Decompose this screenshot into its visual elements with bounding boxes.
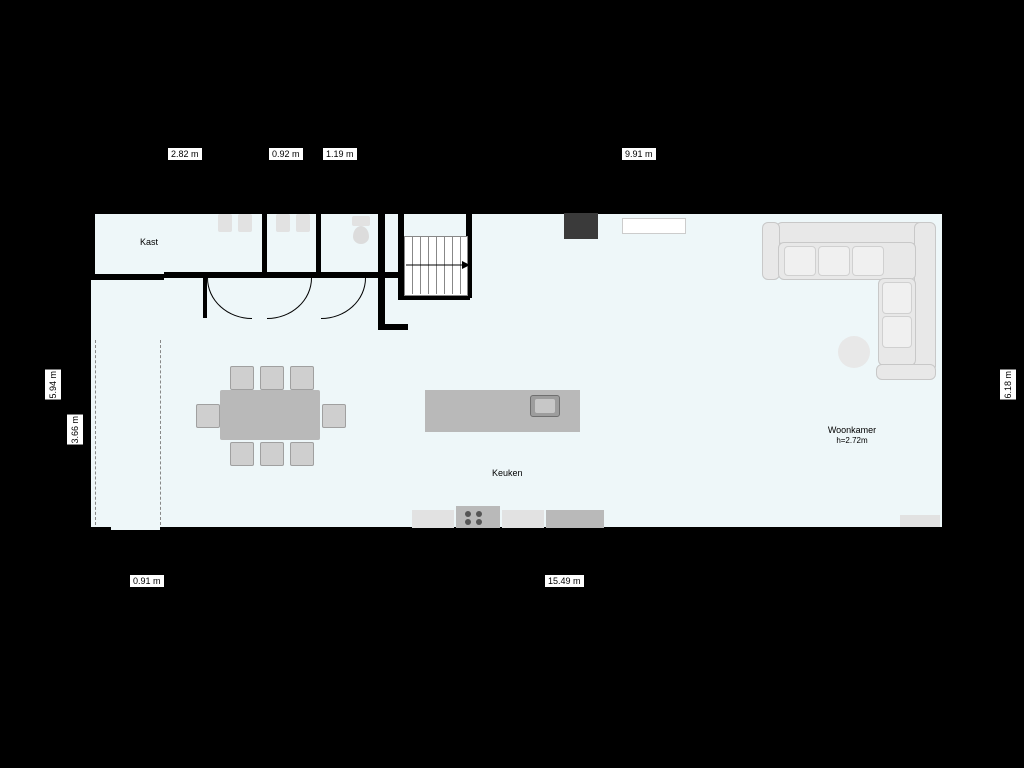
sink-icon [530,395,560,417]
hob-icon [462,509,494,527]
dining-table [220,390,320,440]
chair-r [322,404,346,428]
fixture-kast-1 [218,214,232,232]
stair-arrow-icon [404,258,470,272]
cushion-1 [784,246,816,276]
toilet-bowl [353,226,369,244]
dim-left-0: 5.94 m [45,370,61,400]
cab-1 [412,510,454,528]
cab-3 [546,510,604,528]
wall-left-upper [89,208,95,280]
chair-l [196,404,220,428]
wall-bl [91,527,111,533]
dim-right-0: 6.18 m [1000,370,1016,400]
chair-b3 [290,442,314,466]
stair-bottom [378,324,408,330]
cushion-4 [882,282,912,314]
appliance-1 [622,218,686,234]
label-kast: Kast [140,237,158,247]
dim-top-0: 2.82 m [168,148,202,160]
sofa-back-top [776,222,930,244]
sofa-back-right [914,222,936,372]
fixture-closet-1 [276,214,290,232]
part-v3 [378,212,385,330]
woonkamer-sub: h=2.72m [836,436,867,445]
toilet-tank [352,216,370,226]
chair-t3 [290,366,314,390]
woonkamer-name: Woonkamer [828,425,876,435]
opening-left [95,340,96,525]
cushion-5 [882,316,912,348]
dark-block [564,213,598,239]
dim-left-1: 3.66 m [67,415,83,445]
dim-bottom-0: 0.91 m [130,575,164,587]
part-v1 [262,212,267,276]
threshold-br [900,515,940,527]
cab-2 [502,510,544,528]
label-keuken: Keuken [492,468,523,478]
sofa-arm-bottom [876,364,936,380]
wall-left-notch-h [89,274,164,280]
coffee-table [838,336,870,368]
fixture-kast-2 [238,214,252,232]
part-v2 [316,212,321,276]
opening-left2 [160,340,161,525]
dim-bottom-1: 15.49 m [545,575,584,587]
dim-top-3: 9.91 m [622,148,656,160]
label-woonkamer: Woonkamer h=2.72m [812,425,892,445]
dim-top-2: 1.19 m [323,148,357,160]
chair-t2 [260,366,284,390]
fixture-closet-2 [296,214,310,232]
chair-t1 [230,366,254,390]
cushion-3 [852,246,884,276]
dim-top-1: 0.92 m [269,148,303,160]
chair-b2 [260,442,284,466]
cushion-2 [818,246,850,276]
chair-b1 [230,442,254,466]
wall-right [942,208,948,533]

What is expected: Reproduce each of the items above verbatim, omitting the pictures from your answer.

Task output:
Decompose this screenshot into its visual elements with bounding boxes.
sink-icon [530,395,560,417]
hob-icon [462,509,494,527]
dining-table [220,390,320,440]
chair-r [322,404,346,428]
fixture-kast-1 [218,214,232,232]
stair-arrow-icon [404,258,470,272]
cushion-1 [784,246,816,276]
toilet-bowl [353,226,369,244]
dim-left-0: 5.94 m [45,370,61,400]
cab-1 [412,510,454,528]
cab-3 [546,510,604,528]
wall-left-upper [89,208,95,280]
chair-l [196,404,220,428]
wall-bl [91,527,111,533]
dim-right-0: 6.18 m [1000,370,1016,400]
chair-b3 [290,442,314,466]
stair-bottom [378,324,408,330]
cushion-4 [882,282,912,314]
appliance-1 [622,218,686,234]
label-kast: Kast [140,237,158,247]
dim-top-0: 2.82 m [168,148,202,160]
sofa-back-top [776,222,930,244]
sofa-back-right [914,222,936,372]
fixture-closet-1 [276,214,290,232]
part-v3 [378,212,385,330]
woonkamer-sub: h=2.72m [836,436,867,445]
toilet-tank [352,216,370,226]
chair-t3 [290,366,314,390]
woonkamer-name: Woonkamer [828,425,876,435]
opening-left [95,340,96,525]
cushion-5 [882,316,912,348]
dark-block [564,213,598,239]
dim-left-1: 3.66 m [67,415,83,445]
dim-bottom-0: 0.91 m [130,575,164,587]
part-v1 [262,212,267,276]
threshold-br [900,515,940,527]
cab-2 [502,510,544,528]
label-keuken: Keuken [492,468,523,478]
sofa-arm-bottom [876,364,936,380]
wall-left-notch-h [89,274,164,280]
coffee-table [838,336,870,368]
fixture-kast-2 [238,214,252,232]
part-v2 [316,212,321,276]
opening-left2 [160,340,161,525]
dim-bottom-1: 15.49 m [545,575,584,587]
dim-top-3: 9.91 m [622,148,656,160]
label-woonkamer: Woonkamer h=2.72m [812,425,892,445]
dim-top-2: 1.19 m [323,148,357,160]
chair-t2 [260,366,284,390]
fixture-closet-2 [296,214,310,232]
chair-t1 [230,366,254,390]
cushion-3 [852,246,884,276]
dim-top-1: 0.92 m [269,148,303,160]
chair-b2 [260,442,284,466]
cushion-2 [818,246,850,276]
chair-b1 [230,442,254,466]
wall-right [942,208,948,533]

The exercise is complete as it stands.